● Task to carry out: Report, as a bare number, how many lines hold "Pledgers".

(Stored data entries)
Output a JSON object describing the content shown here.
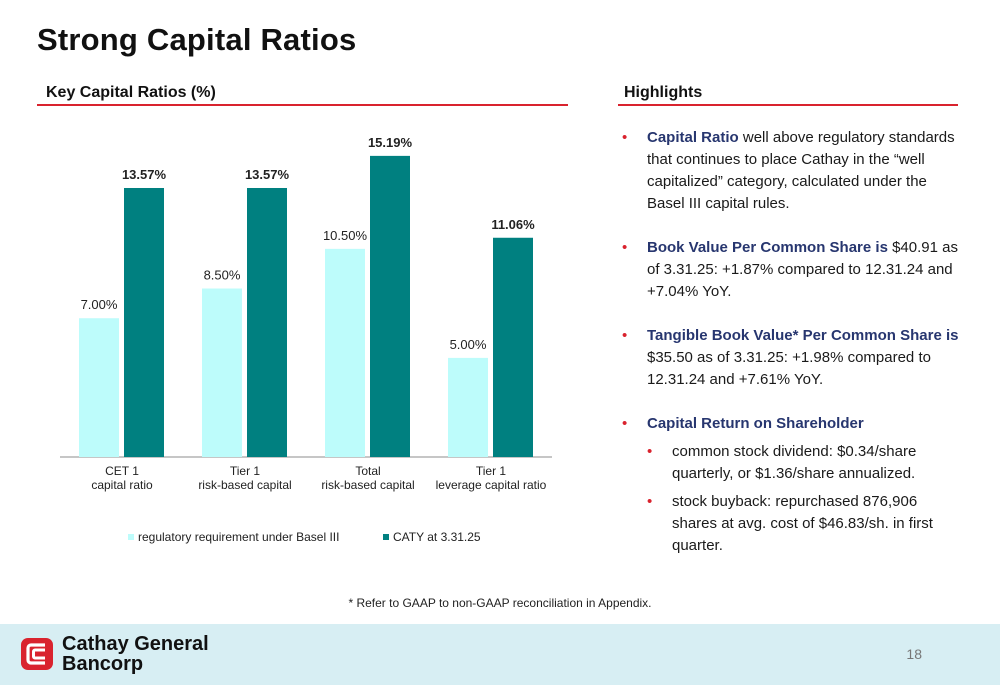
{
  "title": "Strong Capital Ratios",
  "left_section": {
    "heading": "Key Capital Ratios (%)"
  },
  "right_section": {
    "heading": "Highlights"
  },
  "colors": {
    "accent_red": "#d9232e",
    "navy": "#27366f",
    "regulatory": "#bdfcfb",
    "caty": "#008080",
    "footer_bg": "#d7eef3"
  },
  "chart_data": {
    "type": "bar",
    "categories": [
      [
        "CET 1",
        "capital ratio"
      ],
      [
        "Tier 1",
        "risk-based capital"
      ],
      [
        "Total",
        "risk-based capital"
      ],
      [
        "Tier 1",
        "leverage capital ratio"
      ]
    ],
    "series": [
      {
        "name": "regulatory requirement under Basel III",
        "values": [
          7.0,
          8.5,
          10.5,
          5.0
        ],
        "labels": [
          "7.00%",
          "8.50%",
          "10.50%",
          "5.00%"
        ],
        "color": "#bdfcfb"
      },
      {
        "name": "CATY at 3.31.25",
        "values": [
          13.57,
          13.57,
          15.19,
          11.06
        ],
        "labels": [
          "13.57%",
          "13.57%",
          "15.19%",
          "11.06%"
        ],
        "color": "#008080"
      }
    ],
    "ylim": [
      0,
      17
    ],
    "grid": false,
    "legend_position": "bottom"
  },
  "highlights": [
    {
      "title": "Capital Ratio",
      "text": " well above regulatory standards that continues to place Cathay in the “well capitalized” category, calculated under the Basel III capital rules."
    },
    {
      "title": "Book Value Per Common Share is",
      "text": " $40.91 as of 3.31.25: +1.87% compared to 12.31.24 and +7.04% YoY."
    },
    {
      "title": "Tangible Book Value* Per Common Share is",
      "text": " $35.50 as of 3.31.25: +1.98% compared to 12.31.24 and +7.61% YoY."
    },
    {
      "title": "Capital Return on Shareholder",
      "text": "",
      "subs": [
        "common stock dividend: $0.34/share quarterly, or $1.36/share annualized.",
        "stock buyback: repurchased 876,906 shares at avg. cost of $46.83/sh. in first quarter."
      ]
    }
  ],
  "footnote": "* Refer to GAAP to non-GAAP reconciliation in Appendix.",
  "footer": {
    "company_line1": "Cathay General",
    "company_line2": "Bancorp",
    "page_number": "18",
    "logo_icon": "cathay-logo-icon"
  }
}
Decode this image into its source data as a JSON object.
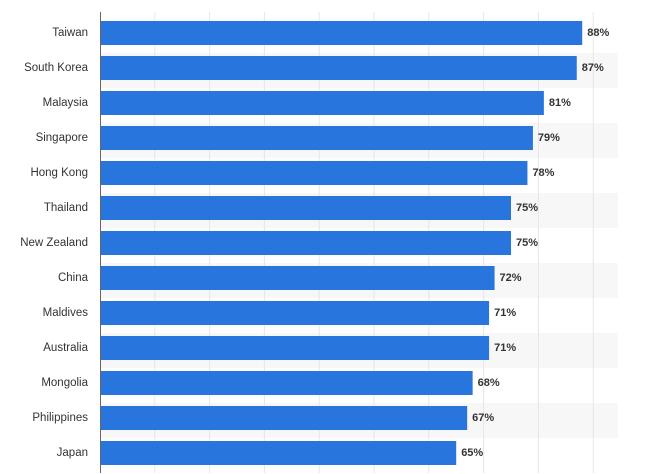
{
  "chart_data": {
    "type": "bar",
    "orientation": "horizontal",
    "categories": [
      "Taiwan",
      "South Korea",
      "Malaysia",
      "Singapore",
      "Hong Kong",
      "Thailand",
      "New Zealand",
      "China",
      "Maldives",
      "Australia",
      "Mongolia",
      "Philippines",
      "Japan"
    ],
    "values": [
      88,
      87,
      81,
      79,
      78,
      75,
      75,
      72,
      71,
      71,
      68,
      67,
      65
    ],
    "value_labels": [
      "88%",
      "87%",
      "81%",
      "79%",
      "78%",
      "75%",
      "75%",
      "72%",
      "71%",
      "71%",
      "68%",
      "67%",
      "65%"
    ],
    "title": "",
    "xlabel": "",
    "ylabel": "",
    "xlim": [
      0,
      100
    ],
    "grid": true,
    "legend": "none",
    "colors": {
      "bar": "#2876dd",
      "row_band": "#f7f7f7",
      "grid": "#e6e6e6",
      "axis": "#666666",
      "text": "#333333"
    }
  }
}
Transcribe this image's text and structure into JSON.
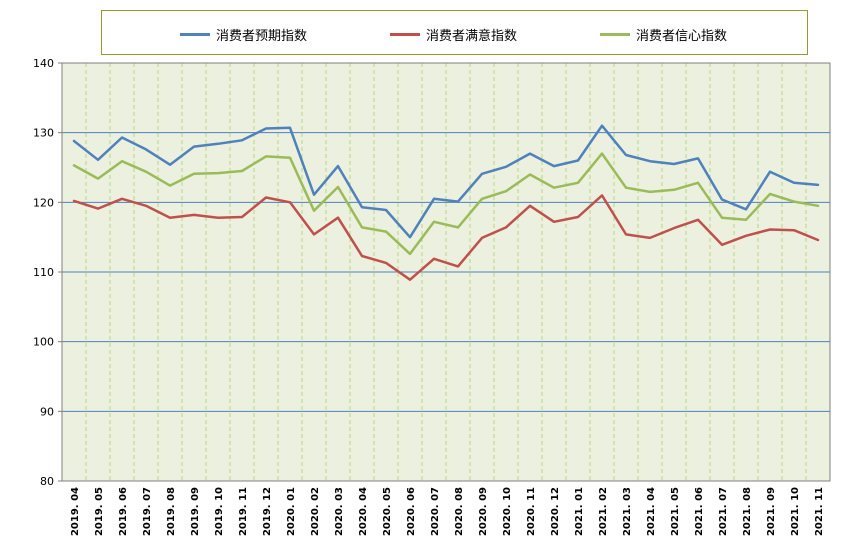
{
  "chart_data": {
    "type": "line",
    "title": "",
    "xlabel": "",
    "ylabel": "",
    "ylim": [
      80,
      140
    ],
    "yticks": [
      80,
      90,
      100,
      110,
      120,
      130,
      140
    ],
    "grid": true,
    "legend_position": "top",
    "categories": [
      "2019.04",
      "2019.05",
      "2019.06",
      "2019.07",
      "2019.08",
      "2019.09",
      "2019.10",
      "2019.11",
      "2019.12",
      "2020.01",
      "2020.02",
      "2020.03",
      "2020.04",
      "2020.05",
      "2020.06",
      "2020.07",
      "2020.08",
      "2020.09",
      "2020.10",
      "2020.11",
      "2020.12",
      "2021.01",
      "2021.02",
      "2021.03",
      "2021.04",
      "2021.05",
      "2021.06",
      "2021.07",
      "2021.08",
      "2021.09",
      "2021.10",
      "2021.11"
    ],
    "category_labels": [
      "2019. 04",
      "2019. 05",
      "2019. 06",
      "2019. 07",
      "2019. 08",
      "2019. 09",
      "2019. 10",
      "2019. 11",
      "2019. 12",
      "2020. 01",
      "2020. 02",
      "2020. 03",
      "2020. 04",
      "2020. 05",
      "2020. 06",
      "2020. 07",
      "2020. 08",
      "2020. 09",
      "2020. 10",
      "2020. 11",
      "2020. 12",
      "2021. 01",
      "2021. 02",
      "2021. 03",
      "2021. 04",
      "2021. 05",
      "2021. 06",
      "2021. 07",
      "2021. 08",
      "2021. 09",
      "2021. 10",
      "2021. 11"
    ],
    "series": [
      {
        "name": "消费者预期指数",
        "color": "#4f81bd",
        "values": [
          128.8,
          126.1,
          129.3,
          127.6,
          125.4,
          128.0,
          128.4,
          128.9,
          130.6,
          130.7,
          121.1,
          125.2,
          119.3,
          118.9,
          115.0,
          120.5,
          120.1,
          124.1,
          125.1,
          127.0,
          125.2,
          126.0,
          131.0,
          126.8,
          125.9,
          125.5,
          126.3,
          120.4,
          119.0,
          124.4,
          122.8,
          122.5
        ]
      },
      {
        "name": "消费者满意指数",
        "color": "#c0504d",
        "values": [
          120.2,
          119.1,
          120.5,
          119.5,
          117.8,
          118.2,
          117.8,
          117.9,
          120.7,
          120.0,
          115.4,
          117.8,
          112.3,
          111.3,
          108.9,
          111.9,
          110.8,
          114.9,
          116.4,
          119.5,
          117.2,
          117.9,
          121.0,
          115.4,
          114.9,
          116.3,
          117.5,
          113.9,
          115.2,
          116.1,
          116.0,
          114.6
        ]
      },
      {
        "name": "消费者信心指数",
        "color": "#9bbb59",
        "values": [
          125.3,
          123.4,
          125.9,
          124.4,
          122.4,
          124.1,
          124.2,
          124.5,
          126.6,
          126.4,
          118.8,
          122.2,
          116.4,
          115.8,
          112.6,
          117.2,
          116.4,
          120.5,
          121.6,
          124.0,
          122.1,
          122.8,
          127.0,
          122.1,
          121.5,
          121.8,
          122.8,
          117.8,
          117.5,
          121.2,
          120.1,
          119.5
        ]
      }
    ]
  }
}
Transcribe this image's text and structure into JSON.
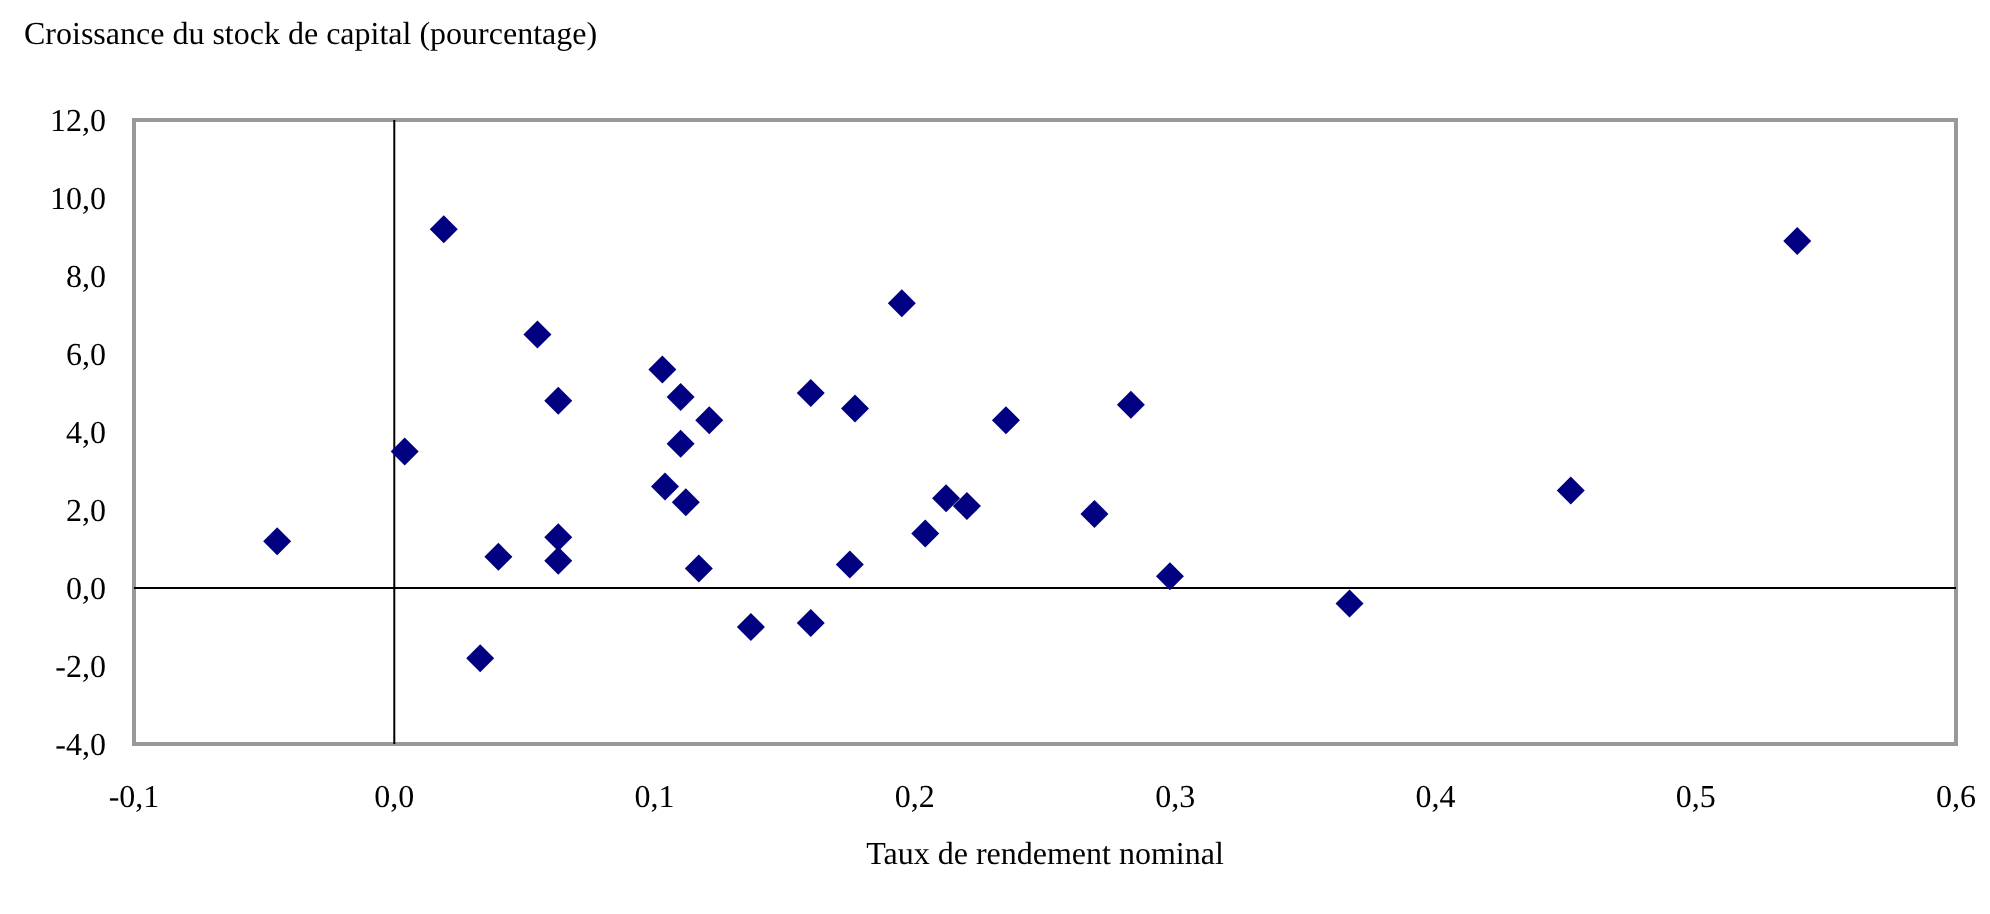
{
  "chart_data": {
    "type": "scatter",
    "title": "Croissance du stock de capital (pourcentage)",
    "xlabel": "Taux de rendement nominal",
    "marker": "diamond",
    "xlim": [
      -0.1,
      0.6
    ],
    "xticks": [
      {
        "value": -0.1,
        "label": "-0,1"
      },
      {
        "value": 0,
        "label": "0,0"
      },
      {
        "value": 0.1,
        "label": "0,1"
      },
      {
        "value": 0.2,
        "label": "0,2"
      },
      {
        "value": 0.3,
        "label": "0,3"
      },
      {
        "value": 0.4,
        "label": "0,4"
      },
      {
        "value": 0.5,
        "label": "0,5"
      },
      {
        "value": 0.6,
        "label": "0,6"
      }
    ],
    "ylim": [
      -4,
      12
    ],
    "yticks": [
      {
        "value": -4,
        "label": "-4,0"
      },
      {
        "value": -2,
        "label": "-2,0"
      },
      {
        "value": 0,
        "label": "0,0"
      },
      {
        "value": 2,
        "label": "2,0"
      },
      {
        "value": 4,
        "label": "4,0"
      },
      {
        "value": 6,
        "label": "6,0"
      },
      {
        "value": 8,
        "label": "8,0"
      },
      {
        "value": 10,
        "label": "10,0"
      },
      {
        "value": 12,
        "label": "12,0"
      }
    ],
    "series": [
      {
        "color": "#000080",
        "x": [
          -0.045,
          0.004,
          0.019,
          0.033,
          0.04,
          0.055,
          0.063,
          0.063,
          0.063,
          0.103,
          0.104,
          0.11,
          0.11,
          0.112,
          0.117,
          0.121,
          0.137,
          0.16,
          0.16,
          0.175,
          0.177,
          0.195,
          0.204,
          0.212,
          0.22,
          0.235,
          0.269,
          0.283,
          0.298,
          0.367,
          0.452,
          0.539
        ],
        "values": [
          1.2,
          3.5,
          9.2,
          -1.8,
          0.8,
          6.5,
          4.8,
          1.3,
          0.7,
          5.6,
          2.6,
          4.9,
          3.7,
          2.2,
          0.5,
          4.3,
          -1.0,
          -0.9,
          5.0,
          0.6,
          4.6,
          7.3,
          1.4,
          2.3,
          2.1,
          4.3,
          1.9,
          4.7,
          0.3,
          -0.4,
          2.5,
          8.9
        ]
      }
    ]
  }
}
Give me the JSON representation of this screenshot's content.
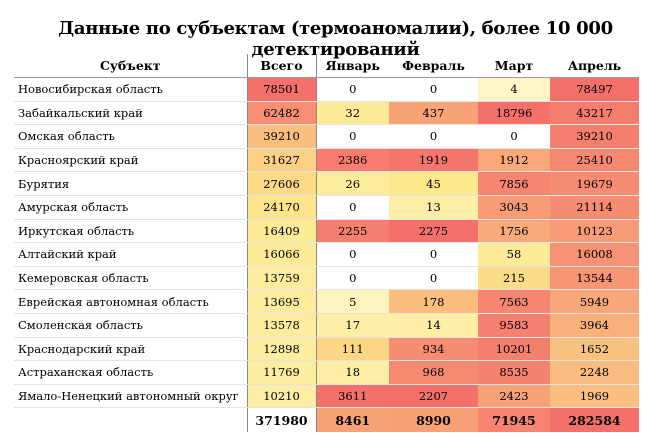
{
  "title": "Данные по субъектам (термоаномалии), более 10 000 детектирований",
  "headers": [
    "Субъект",
    "Всего",
    "Январь",
    "Февраль",
    "Март",
    "Апрель"
  ],
  "rows": [
    {
      "name": "Новосибирская область",
      "values": [
        78501,
        0,
        0,
        4,
        78497
      ]
    },
    {
      "name": "Забайкальский край",
      "values": [
        62482,
        32,
        437,
        18796,
        43217
      ]
    },
    {
      "name": "Омская область",
      "values": [
        39210,
        0,
        0,
        0,
        39210
      ]
    },
    {
      "name": "Красноярский край",
      "values": [
        31627,
        2386,
        1919,
        1912,
        25410
      ]
    },
    {
      "name": "Бурятия",
      "values": [
        27606,
        26,
        45,
        7856,
        19679
      ]
    },
    {
      "name": "Амурская область",
      "values": [
        24170,
        0,
        13,
        3043,
        21114
      ]
    },
    {
      "name": "Иркутская область",
      "values": [
        16409,
        2255,
        2275,
        1756,
        10123
      ]
    },
    {
      "name": "Алтайский край",
      "values": [
        16066,
        0,
        0,
        58,
        16008
      ]
    },
    {
      "name": "Кемеровская область",
      "values": [
        13759,
        0,
        0,
        215,
        13544
      ]
    },
    {
      "name": "Еврейская автономная область",
      "values": [
        13695,
        5,
        178,
        7563,
        5949
      ]
    },
    {
      "name": "Смоленская область",
      "values": [
        13578,
        17,
        14,
        9583,
        3964
      ]
    },
    {
      "name": "Краснодарский край",
      "values": [
        12898,
        111,
        934,
        10201,
        1652
      ]
    },
    {
      "name": "Астраханская область",
      "values": [
        11769,
        18,
        968,
        8535,
        2248
      ]
    },
    {
      "name": "Ямало-Ненецкий автономный округ",
      "values": [
        10210,
        3611,
        2207,
        2423,
        1969
      ]
    }
  ],
  "totals": [
    "",
    371980,
    8461,
    8990,
    71945,
    282584
  ],
  "colors": {
    "low": "#fffbe8",
    "mid": "#fde88a",
    "high": "#f4706b"
  }
}
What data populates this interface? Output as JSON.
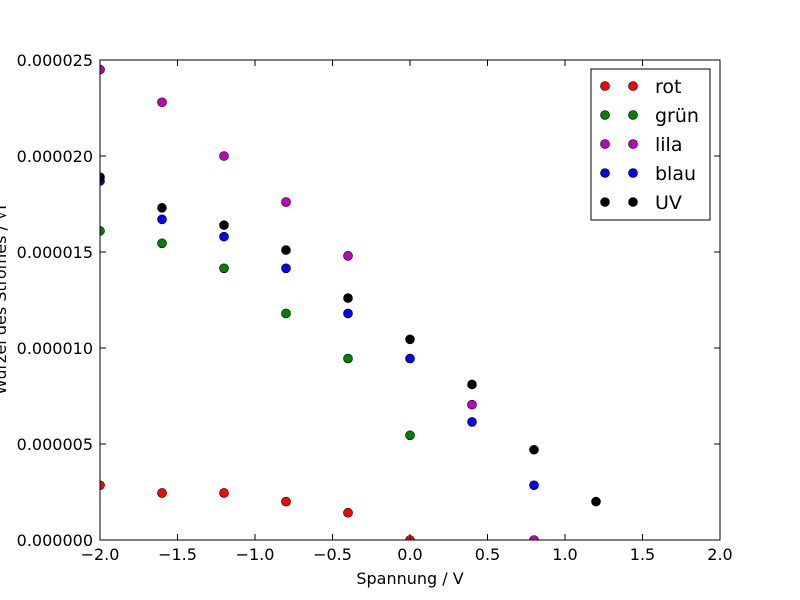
{
  "chart_data": {
    "type": "scatter",
    "xlabel": "Spannung / V",
    "ylabel": "Wurzel des Stromes / √I",
    "xlim": [
      -2.0,
      2.0
    ],
    "ylim": [
      0.0,
      2.5e-05
    ],
    "x_ticks": [
      "−2.0",
      "−1.5",
      "−1.0",
      "−0.5",
      "0.0",
      "0.5",
      "1.0",
      "1.5",
      "2.0"
    ],
    "y_ticks": [
      "0.000000",
      "0.000005",
      "0.000010",
      "0.000015",
      "0.000020",
      "0.000025"
    ],
    "grid": false,
    "legend_position": "upper-right",
    "series": [
      {
        "name": "rot",
        "color": "#ff0000",
        "x": [
          -2.0,
          -1.6,
          -1.2,
          -0.8,
          -0.4,
          0.0
        ],
        "y": [
          2.85e-06,
          2.45e-06,
          2.45e-06,
          2e-06,
          1.42e-06,
          0.0
        ]
      },
      {
        "name": "grün",
        "color": "#008000",
        "x": [
          -2.0,
          -1.6,
          -1.2,
          -0.8,
          -0.4,
          0.0
        ],
        "y": [
          1.61e-05,
          1.545e-05,
          1.415e-05,
          1.18e-05,
          9.45e-06,
          5.45e-06
        ]
      },
      {
        "name": "lila",
        "color": "#bf00bf",
        "x": [
          -2.0,
          -1.6,
          -1.2,
          -0.8,
          -0.4,
          0.4,
          0.8
        ],
        "y": [
          2.45e-05,
          2.28e-05,
          2e-05,
          1.76e-05,
          1.48e-05,
          7.05e-06,
          0.0
        ]
      },
      {
        "name": "blau",
        "color": "#0000ff",
        "x": [
          -2.0,
          -1.6,
          -1.2,
          -0.8,
          -0.4,
          0.0,
          0.4,
          0.8
        ],
        "y": [
          1.87e-05,
          1.67e-05,
          1.58e-05,
          1.415e-05,
          1.18e-05,
          9.45e-06,
          6.15e-06,
          2.85e-06
        ]
      },
      {
        "name": "UV",
        "color": "#000000",
        "x": [
          -2.0,
          -1.6,
          -1.2,
          -0.8,
          -0.4,
          0.0,
          0.4,
          0.8,
          1.2
        ],
        "y": [
          1.89e-05,
          1.73e-05,
          1.64e-05,
          1.51e-05,
          1.26e-05,
          1.045e-05,
          8.1e-06,
          4.7e-06,
          2e-06
        ]
      }
    ]
  }
}
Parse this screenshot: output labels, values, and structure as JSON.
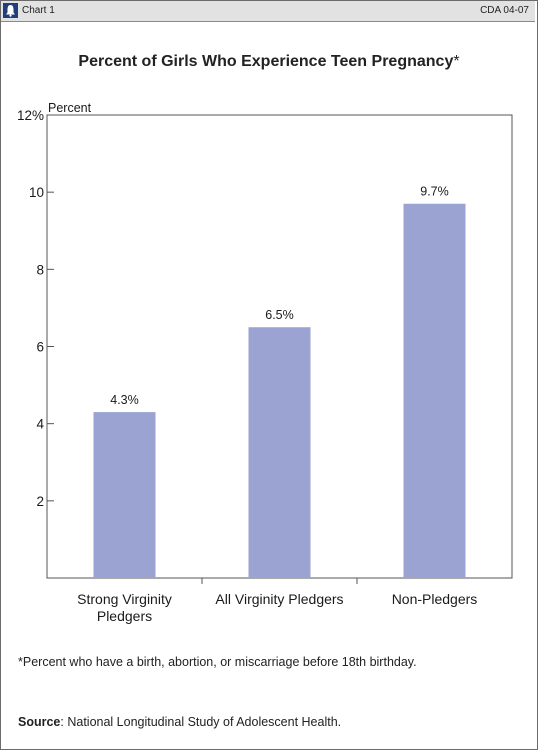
{
  "header": {
    "chart_label": "Chart 1",
    "code": "CDA 04-07"
  },
  "footnote": "*Percent who have a birth, abortion, or miscarriage before 18th birthday.",
  "source": {
    "label": "Source",
    "text": ": National Longitudinal Study of Adolescent Health."
  },
  "colors": {
    "bar": "#9ba3d2",
    "header_bg": "#e2e2e2",
    "icon_bg": "#1e3f7a"
  },
  "chart_data": {
    "type": "bar",
    "title": "Percent of Girls Who Experience Teen Pregnancy",
    "title_mark": "*",
    "ylabel": "Percent",
    "ylim": [
      0,
      12
    ],
    "yticks": [
      2,
      4,
      6,
      8,
      10,
      12
    ],
    "ytick_labels": [
      "2",
      "4",
      "6",
      "8",
      "10",
      "12%"
    ],
    "categories": [
      [
        "Strong Virginity",
        "Pledgers"
      ],
      [
        "All Virginity Pledgers"
      ],
      [
        "Non-Pledgers"
      ]
    ],
    "values": [
      4.3,
      6.5,
      9.7
    ],
    "data_labels": [
      "4.3%",
      "6.5%",
      "9.7%"
    ],
    "grid": false
  }
}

● Solution to the problem: 3